§ Data for processing
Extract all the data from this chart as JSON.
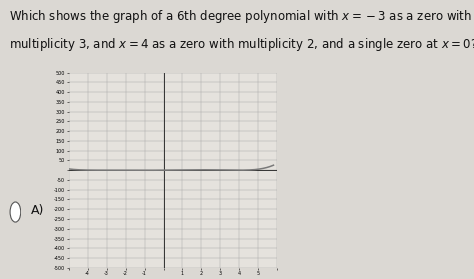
{
  "title_line1": "Which shows the graph of a 6th degree polynomial with ",
  "title_bold1": "x",
  "title_line1b": " = −3 as a zero with",
  "title_line2": "multiplicity 3, and ",
  "title_bold2": "x",
  "title_line2b": " = 4 as a zero with multiplicity 2, and a single zero at ",
  "title_bold3": "x",
  "title_line2c": " = 0?",
  "label_A": "A)",
  "xlim": [
    -5,
    6
  ],
  "ylim": [
    -500,
    500
  ],
  "ytick_step": 50,
  "background_color": "#dbd8d3",
  "graph_bg": "#e5e2dd",
  "grid_color": "#aaaaaa",
  "curve_color": "#7a7a7a",
  "text_color": "#111111",
  "title_fontsize": 8.5,
  "label_fontsize": 9,
  "scale_factor": 0.002
}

§ Goal of the exercise
Leave out the pictures and copy every record above exactly.

§ Correct output
Extract all the data from this chart as JSON.
{
  "title_line1": "Which shows the graph of a 6th degree polynomial with ",
  "title_bold1": "x",
  "title_line1b": " = −3 as a zero with",
  "title_line2": "multiplicity 3, and ",
  "title_bold2": "x",
  "title_line2b": " = 4 as a zero with multiplicity 2, and a single zero at ",
  "title_bold3": "x",
  "title_line2c": " = 0?",
  "label_A": "A)",
  "xlim": [
    -5,
    6
  ],
  "ylim": [
    -500,
    500
  ],
  "ytick_step": 50,
  "background_color": "#dbd8d3",
  "graph_bg": "#e5e2dd",
  "grid_color": "#aaaaaa",
  "curve_color": "#7a7a7a",
  "text_color": "#111111",
  "title_fontsize": 8.5,
  "label_fontsize": 9,
  "scale_factor": 0.002
}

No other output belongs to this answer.